| THE PROBLEM |
Could you copy exactly the lines from the one containing "Type out the text in this image." through the last line of the records below, leaving out any pictures?

■ ■ ■ ■ ■ ■ ■

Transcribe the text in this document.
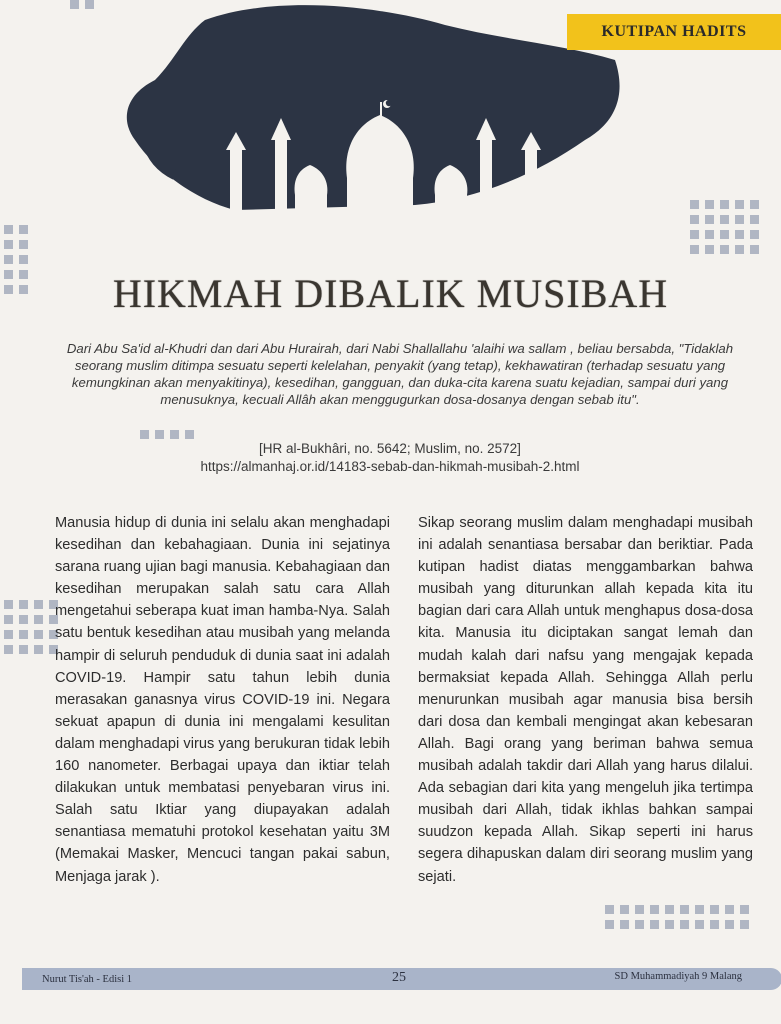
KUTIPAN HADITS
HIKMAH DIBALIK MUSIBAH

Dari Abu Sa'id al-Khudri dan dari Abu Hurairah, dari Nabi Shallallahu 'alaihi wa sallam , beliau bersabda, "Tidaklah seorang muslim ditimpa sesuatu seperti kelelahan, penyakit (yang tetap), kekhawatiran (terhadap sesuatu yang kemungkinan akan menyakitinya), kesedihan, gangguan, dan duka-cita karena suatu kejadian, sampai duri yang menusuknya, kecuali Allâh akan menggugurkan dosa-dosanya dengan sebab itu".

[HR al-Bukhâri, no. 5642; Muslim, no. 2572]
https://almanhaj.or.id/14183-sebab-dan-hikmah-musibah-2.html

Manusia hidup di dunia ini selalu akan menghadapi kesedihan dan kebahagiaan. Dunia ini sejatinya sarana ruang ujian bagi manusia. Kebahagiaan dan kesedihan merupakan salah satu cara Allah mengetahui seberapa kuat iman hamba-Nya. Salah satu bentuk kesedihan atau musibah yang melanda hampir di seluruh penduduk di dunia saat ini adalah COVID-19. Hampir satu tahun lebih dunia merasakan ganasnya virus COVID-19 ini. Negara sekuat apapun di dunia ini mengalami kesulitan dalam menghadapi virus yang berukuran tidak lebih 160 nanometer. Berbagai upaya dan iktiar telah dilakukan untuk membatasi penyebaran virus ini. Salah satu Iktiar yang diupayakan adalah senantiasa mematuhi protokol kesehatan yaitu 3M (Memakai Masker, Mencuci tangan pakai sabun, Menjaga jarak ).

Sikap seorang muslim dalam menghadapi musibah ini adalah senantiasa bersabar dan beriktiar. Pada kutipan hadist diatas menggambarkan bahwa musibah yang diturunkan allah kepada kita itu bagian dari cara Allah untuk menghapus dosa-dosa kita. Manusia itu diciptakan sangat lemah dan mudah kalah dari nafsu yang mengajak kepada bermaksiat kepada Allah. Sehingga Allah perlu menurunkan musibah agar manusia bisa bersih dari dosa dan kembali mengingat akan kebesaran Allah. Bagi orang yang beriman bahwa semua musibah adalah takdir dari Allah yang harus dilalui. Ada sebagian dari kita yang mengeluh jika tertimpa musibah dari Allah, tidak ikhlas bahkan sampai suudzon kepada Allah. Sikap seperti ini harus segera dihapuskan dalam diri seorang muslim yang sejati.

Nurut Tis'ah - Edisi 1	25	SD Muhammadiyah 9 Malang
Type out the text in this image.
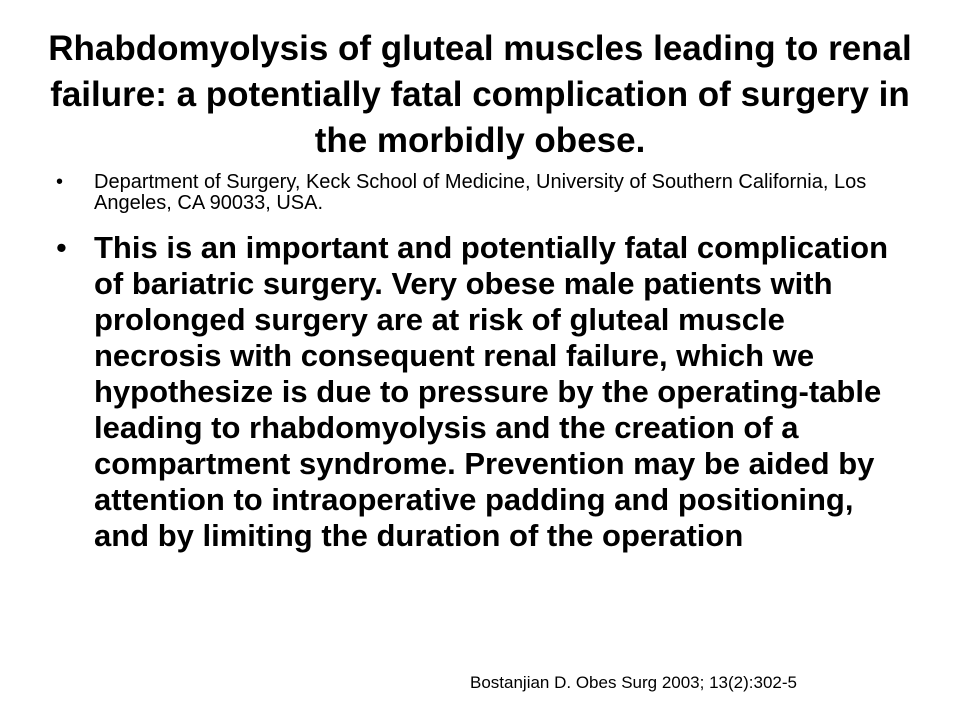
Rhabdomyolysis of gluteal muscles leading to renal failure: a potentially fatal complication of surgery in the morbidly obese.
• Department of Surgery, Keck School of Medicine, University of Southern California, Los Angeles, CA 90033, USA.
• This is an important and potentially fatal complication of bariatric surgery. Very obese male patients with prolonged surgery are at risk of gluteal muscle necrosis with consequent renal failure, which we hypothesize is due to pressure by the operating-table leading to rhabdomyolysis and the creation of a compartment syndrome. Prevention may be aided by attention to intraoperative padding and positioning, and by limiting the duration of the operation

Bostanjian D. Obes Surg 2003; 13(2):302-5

■ ■ ■ ■ ■ ■ ■

| RESULT OF THE TASK |
Type out the text in this image.
Rhabdomyolysis of gluteal muscles leading to renal failure: a potentially fatal complication of surgery in the morbidly obese.
• Department of Surgery, Keck School of Medicine, University of Southern California, Los Angeles, CA 90033, USA.
• This is an important and potentially fatal complication of bariatric surgery. Very obese male patients with prolonged surgery are at risk of gluteal muscle necrosis with consequent renal failure, which we hypothesize is due to pressure by the operating-table leading to rhabdomyolysis and the creation of a compartment syndrome. Prevention may be aided by attention to intraoperative padding and positioning, and by limiting the duration of the operation

Bostanjian D. Obes Surg 2003; 13(2):302-5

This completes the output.